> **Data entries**
○ ○ ○ ○
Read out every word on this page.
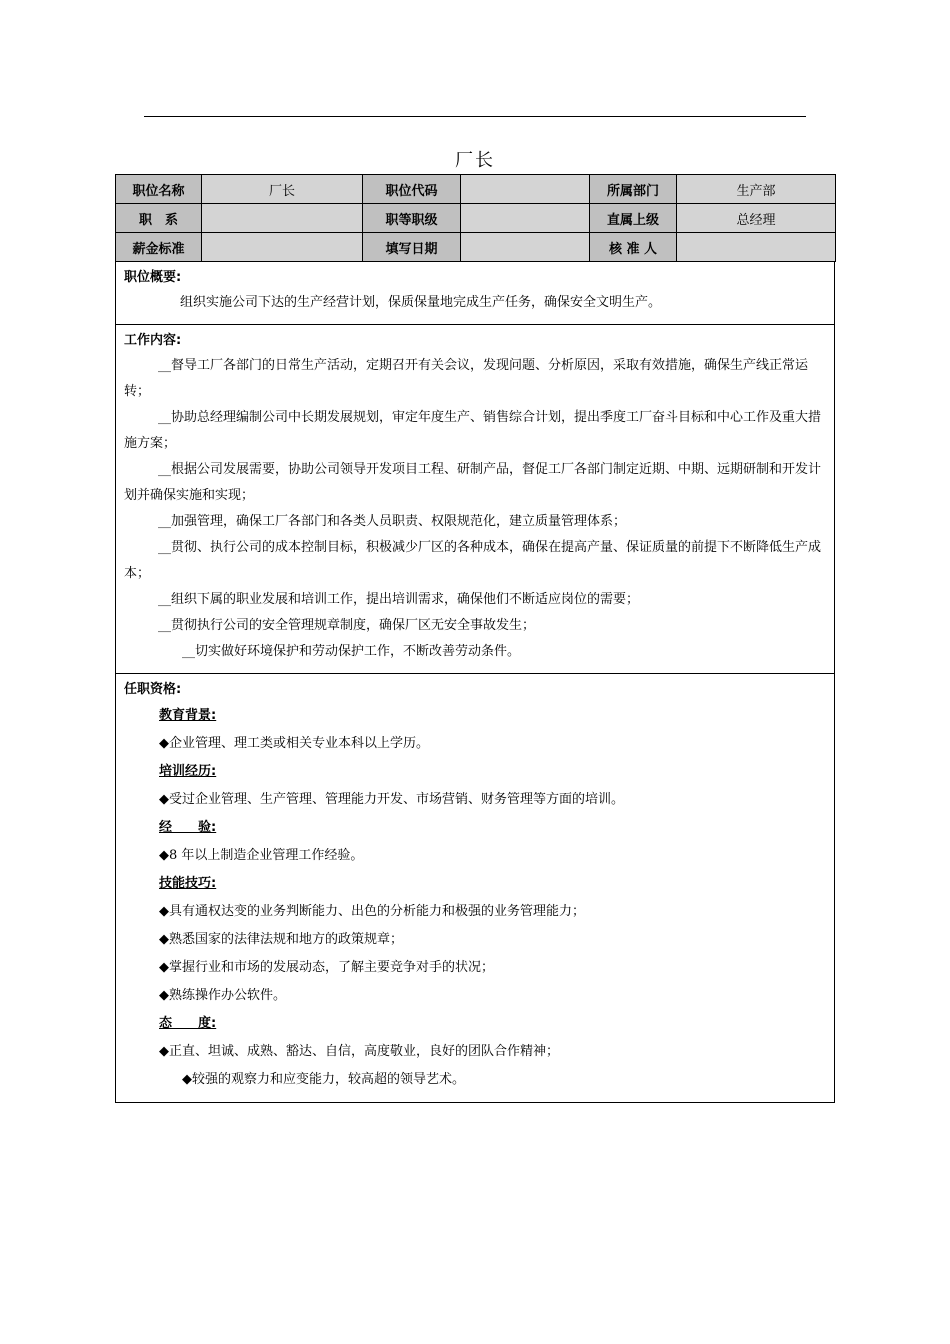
厂长
职位名称	厂长	职位代码		所属部门	生产部
职　系		职等职级		直属上级	总经理
薪金标准		填写日期		核 准 人	
职位概要:
组织实施公司下达的生产经营计划，保质保量地完成生产任务，确保安全文明生产。
工作内容:
__督导工厂各部门的日常生产活动，定期召开有关会议，发现问题、分析原因，采取有效措施，确保生产线正常运转；
__协助总经理编制公司中长期发展规划，审定年度生产、销售综合计划，提出季度工厂奋斗目标和中心工作及重大措施方案；
__根据公司发展需要，协助公司领导开发项目工程、研制产品，督促工厂各部门制定近期、中期、远期研制和开发计划并确保实施和实现；
__加强管理，确保工厂各部门和各类人员职责、权限规范化，建立质量管理体系；
__贯彻、执行公司的成本控制目标，积极减少厂区的各种成本，确保在提高产量、保证质量的前提下不断降低生产成本；
__组织下属的职业发展和培训工作，提出培训需求，确保他们不断适应岗位的需要；
__贯彻执行公司的安全管理规章制度，确保厂区无安全事故发生；
__切实做好环境保护和劳动保护工作，不断改善劳动条件。
任职资格:
教育背景:
◆企业管理、理工类或相关专业本科以上学历。
培训经历:
◆受过企业管理、生产管理、管理能力开发、市场营销、财务管理等方面的培训。
经　　验:
◆8 年以上制造企业管理工作经验。
技能技巧:
◆具有通权达变的业务判断能力、出色的分析能力和极强的业务管理能力；
◆熟悉国家的法律法规和地方的政策规章；
◆掌握行业和市场的发展动态，了解主要竞争对手的状况；
◆熟练操作办公软件。
态　　度:
◆正直、坦诚、成熟、豁达、自信，高度敬业，良好的团队合作精神；
◆较强的观察力和应变能力，较高超的领导艺术。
○ ○ ○ ○
> **AIM OF THE EXERCISE**
Go through the listing above and write it out again exactly, dropping the pictures.

> **EXERCISE RESULT**
Read out every word on this page.
厂长
职位名称	厂长	职位代码		所属部门	生产部
职　系		职等职级		直属上级	总经理
薪金标准		填写日期		核 准 人	
职位概要:
组织实施公司下达的生产经营计划，保质保量地完成生产任务，确保安全文明生产。
工作内容:
__督导工厂各部门的日常生产活动，定期召开有关会议，发现问题、分析原因，采取有效措施，确保生产线正常运转；
__协助总经理编制公司中长期发展规划，审定年度生产、销售综合计划，提出季度工厂奋斗目标和中心工作及重大措施方案；
__根据公司发展需要，协助公司领导开发项目工程、研制产品，督促工厂各部门制定近期、中期、远期研制和开发计划并确保实施和实现；
__加强管理，确保工厂各部门和各类人员职责、权限规范化，建立质量管理体系；
__贯彻、执行公司的成本控制目标，积极减少厂区的各种成本，确保在提高产量、保证质量的前提下不断降低生产成本；
__组织下属的职业发展和培训工作，提出培训需求，确保他们不断适应岗位的需要；
__贯彻执行公司的安全管理规章制度，确保厂区无安全事故发生；
__切实做好环境保护和劳动保护工作，不断改善劳动条件。
任职资格:
教育背景:
◆企业管理、理工类或相关专业本科以上学历。
培训经历:
◆受过企业管理、生产管理、管理能力开发、市场营销、财务管理等方面的培训。
经　　验:
◆8 年以上制造企业管理工作经验。
技能技巧:
◆具有通权达变的业务判断能力、出色的分析能力和极强的业务管理能力；
◆熟悉国家的法律法规和地方的政策规章；
◆掌握行业和市场的发展动态，了解主要竞争对手的状况；
◆熟练操作办公软件。
态　　度:
◆正直、坦诚、成熟、豁达、自信，高度敬业，良好的团队合作精神；
◆较强的观察力和应变能力，较高超的领导艺术。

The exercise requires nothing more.